> **Work to do**: Return each line of the records with nothing changed, pictures excepted.

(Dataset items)
┌──

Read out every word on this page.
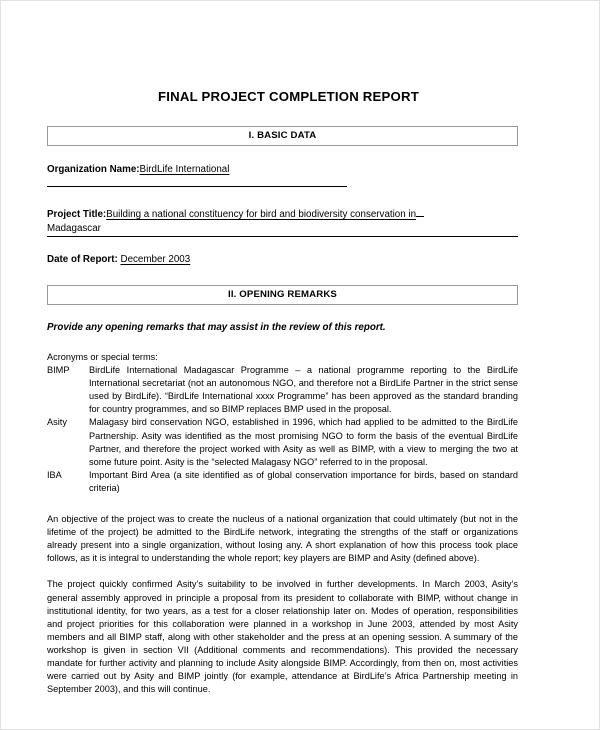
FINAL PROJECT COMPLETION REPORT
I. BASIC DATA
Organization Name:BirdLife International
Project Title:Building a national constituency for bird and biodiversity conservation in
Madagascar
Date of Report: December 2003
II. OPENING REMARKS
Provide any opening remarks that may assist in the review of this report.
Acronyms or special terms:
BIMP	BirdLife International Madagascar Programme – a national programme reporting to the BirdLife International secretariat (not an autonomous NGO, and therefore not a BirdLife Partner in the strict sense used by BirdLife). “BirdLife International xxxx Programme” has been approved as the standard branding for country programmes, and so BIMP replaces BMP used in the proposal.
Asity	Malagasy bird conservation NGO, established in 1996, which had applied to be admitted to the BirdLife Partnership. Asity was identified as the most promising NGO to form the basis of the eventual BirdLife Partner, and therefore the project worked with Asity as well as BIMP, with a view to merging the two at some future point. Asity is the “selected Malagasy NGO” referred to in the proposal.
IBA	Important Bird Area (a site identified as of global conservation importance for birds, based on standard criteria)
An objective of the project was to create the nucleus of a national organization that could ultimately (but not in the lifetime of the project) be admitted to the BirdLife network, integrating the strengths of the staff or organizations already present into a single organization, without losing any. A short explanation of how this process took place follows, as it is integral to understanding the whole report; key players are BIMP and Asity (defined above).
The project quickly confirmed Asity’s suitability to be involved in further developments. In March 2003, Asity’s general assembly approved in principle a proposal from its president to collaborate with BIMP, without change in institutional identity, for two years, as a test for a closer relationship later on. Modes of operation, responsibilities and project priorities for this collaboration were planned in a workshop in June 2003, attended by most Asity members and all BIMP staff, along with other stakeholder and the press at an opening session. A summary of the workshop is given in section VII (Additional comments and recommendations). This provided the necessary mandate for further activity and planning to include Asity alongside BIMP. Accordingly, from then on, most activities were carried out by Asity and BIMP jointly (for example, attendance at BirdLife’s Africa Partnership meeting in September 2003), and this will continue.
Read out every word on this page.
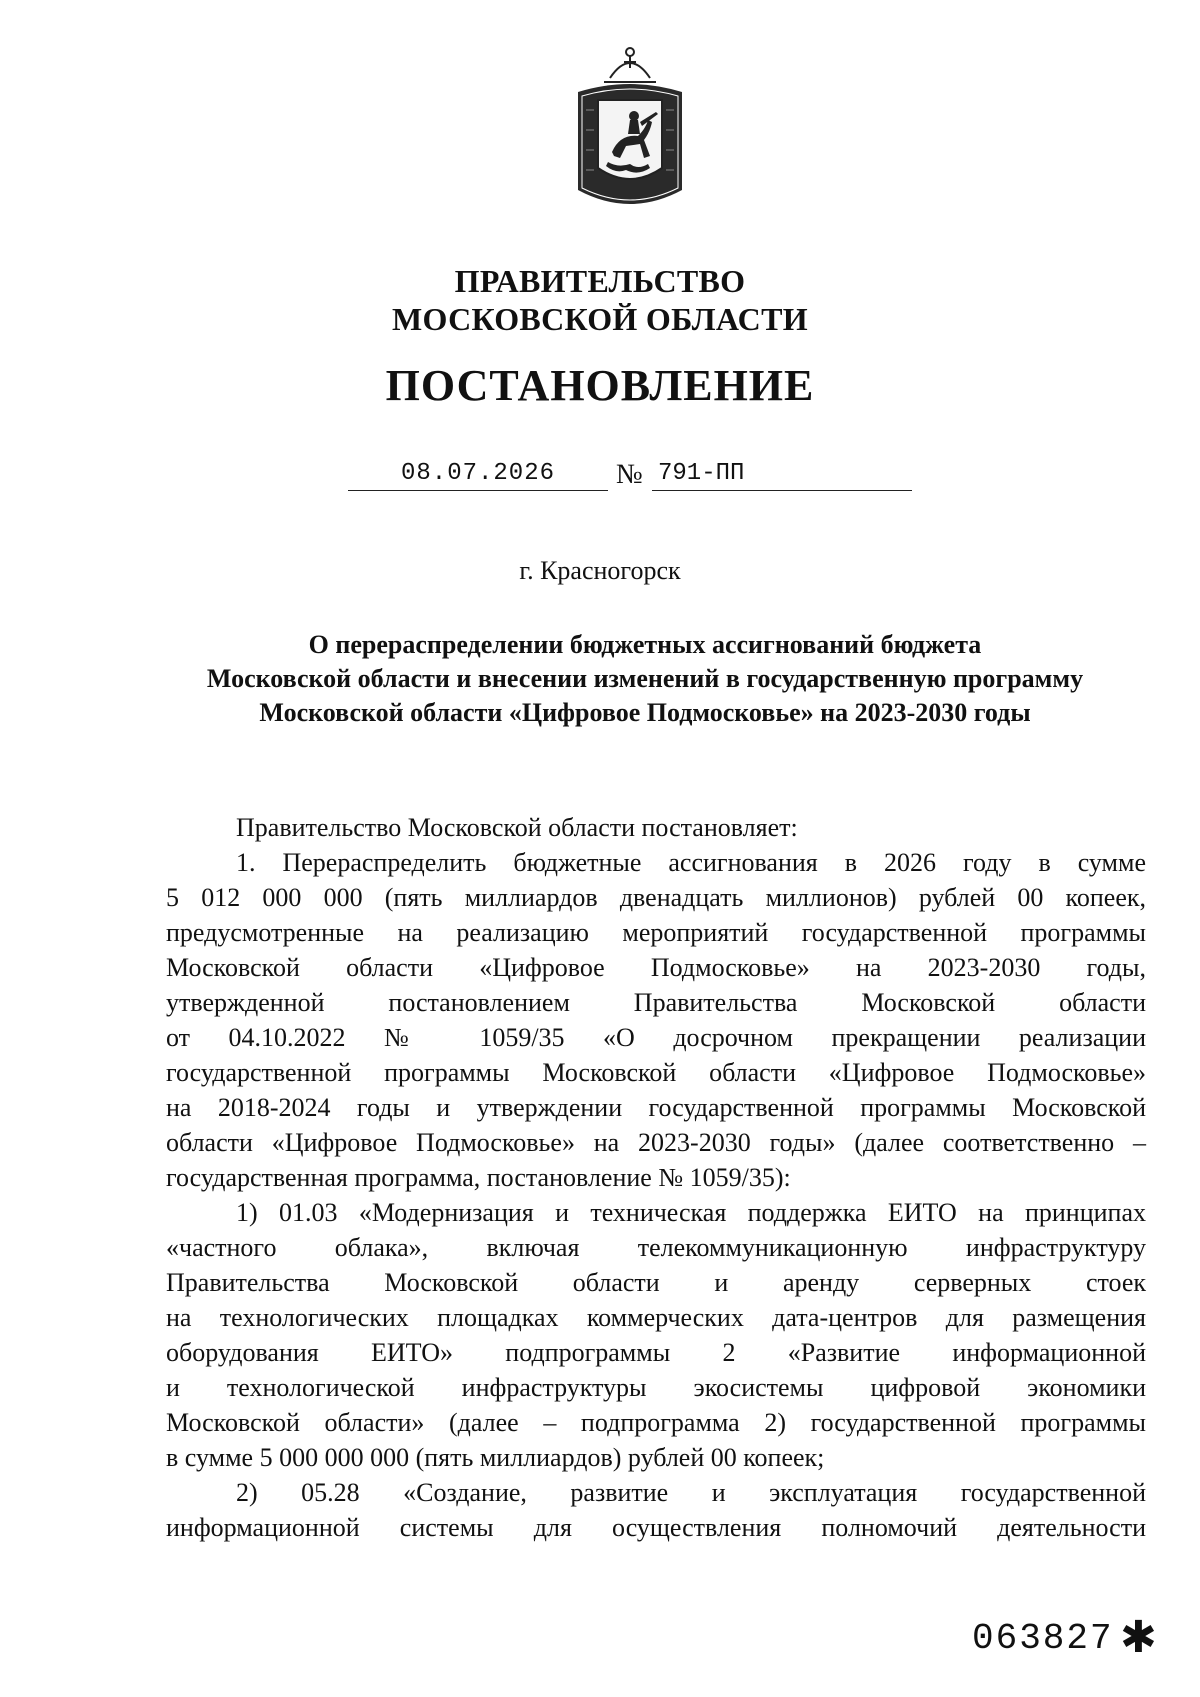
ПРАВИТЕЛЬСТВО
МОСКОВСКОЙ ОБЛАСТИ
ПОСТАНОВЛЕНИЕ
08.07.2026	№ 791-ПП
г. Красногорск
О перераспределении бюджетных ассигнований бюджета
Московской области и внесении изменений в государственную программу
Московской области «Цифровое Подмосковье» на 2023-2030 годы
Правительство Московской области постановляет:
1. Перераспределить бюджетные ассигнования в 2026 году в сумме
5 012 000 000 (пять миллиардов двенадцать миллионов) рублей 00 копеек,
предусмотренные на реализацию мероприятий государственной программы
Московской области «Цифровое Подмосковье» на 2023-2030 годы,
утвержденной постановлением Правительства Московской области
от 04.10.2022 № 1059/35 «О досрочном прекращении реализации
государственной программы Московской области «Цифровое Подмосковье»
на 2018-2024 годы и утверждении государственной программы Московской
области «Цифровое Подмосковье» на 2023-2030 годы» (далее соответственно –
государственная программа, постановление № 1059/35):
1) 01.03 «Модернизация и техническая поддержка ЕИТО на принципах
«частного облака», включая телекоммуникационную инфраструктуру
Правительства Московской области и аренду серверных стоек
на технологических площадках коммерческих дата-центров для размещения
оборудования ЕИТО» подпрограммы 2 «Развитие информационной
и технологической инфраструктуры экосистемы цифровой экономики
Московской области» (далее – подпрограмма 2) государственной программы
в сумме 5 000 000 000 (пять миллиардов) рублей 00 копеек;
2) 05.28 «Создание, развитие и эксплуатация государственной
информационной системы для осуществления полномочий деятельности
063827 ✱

└──

> **Response to this task**:
Read out every word on this page.
FINAL PROJECT COMPLETION REPORT
I. BASIC DATA
Organization Name:BirdLife International
Project Title:Building a national constituency for bird and biodiversity conservation in
Madagascar
Date of Report: December 2003
II. OPENING REMARKS
Provide any opening remarks that may assist in the review of this report.
Acronyms or special terms:
BIMP	BirdLife International Madagascar Programme – a national programme reporting to the BirdLife International secretariat (not an autonomous NGO, and therefore not a BirdLife Partner in the strict sense used by BirdLife). “BirdLife International xxxx Programme” has been approved as the standard branding for country programmes, and so BIMP replaces BMP used in the proposal.
Asity	Malagasy bird conservation NGO, established in 1996, which had applied to be admitted to the BirdLife Partnership. Asity was identified as the most promising NGO to form the basis of the eventual BirdLife Partner, and therefore the project worked with Asity as well as BIMP, with a view to merging the two at some future point. Asity is the “selected Malagasy NGO” referred to in the proposal.
IBA	Important Bird Area (a site identified as of global conservation importance for birds, based on standard criteria)
An objective of the project was to create the nucleus of a national organization that could ultimately (but not in the lifetime of the project) be admitted to the BirdLife network, integrating the strengths of the staff or organizations already present into a single organization, without losing any. A short explanation of how this process took place follows, as it is integral to understanding the whole report; key players are BIMP and Asity (defined above).
The project quickly confirmed Asity’s suitability to be involved in further developments. In March 2003, Asity’s general assembly approved in principle a proposal from its president to collaborate with BIMP, without change in institutional identity, for two years, as a test for a closer relationship later on. Modes of operation, responsibilities and project priorities for this collaboration were planned in a workshop in June 2003, attended by most Asity members and all BIMP staff, along with other stakeholder and the press at an opening session. A summary of the workshop is given in section VII (Additional comments and recommendations). This provided the necessary mandate for further activity and planning to include Asity alongside BIMP. Accordingly, from then on, most activities were carried out by Asity and BIMP jointly (for example, attendance at BirdLife’s Africa Partnership meeting in September 2003), and this will continue.
Read out every word on this page.
ПРАВИТЕЛЬСТВО
МОСКОВСКОЙ ОБЛАСТИ
ПОСТАНОВЛЕНИЕ
08.07.2026	№ 791-ПП
г. Красногорск
О перераспределении бюджетных ассигнований бюджета
Московской области и внесении изменений в государственную программу
Московской области «Цифровое Подмосковье» на 2023-2030 годы
Правительство Московской области постановляет:
1. Перераспределить бюджетные ассигнования в 2026 году в сумме
5 012 000 000 (пять миллиардов двенадцать миллионов) рублей 00 копеек,
предусмотренные на реализацию мероприятий государственной программы
Московской области «Цифровое Подмосковье» на 2023-2030 годы,
утвержденной постановлением Правительства Московской области
от 04.10.2022 № 1059/35 «О досрочном прекращении реализации
государственной программы Московской области «Цифровое Подмосковье»
на 2018-2024 годы и утверждении государственной программы Московской
области «Цифровое Подмосковье» на 2023-2030 годы» (далее соответственно –
государственная программа, постановление № 1059/35):
1) 01.03 «Модернизация и техническая поддержка ЕИТО на принципах
«частного облака», включая телекоммуникационную инфраструктуру
Правительства Московской области и аренду серверных стоек
на технологических площадках коммерческих дата-центров для размещения
оборудования ЕИТО» подпрограммы 2 «Развитие информационной
и технологической инфраструктуры экосистемы цифровой экономики
Московской области» (далее – подпрограмма 2) государственной программы
в сумме 5 000 000 000 (пять миллиардов) рублей 00 копеек;
2) 05.28 «Создание, развитие и эксплуатация государственной
информационной системы для осуществления полномочий деятельности
063827 ✱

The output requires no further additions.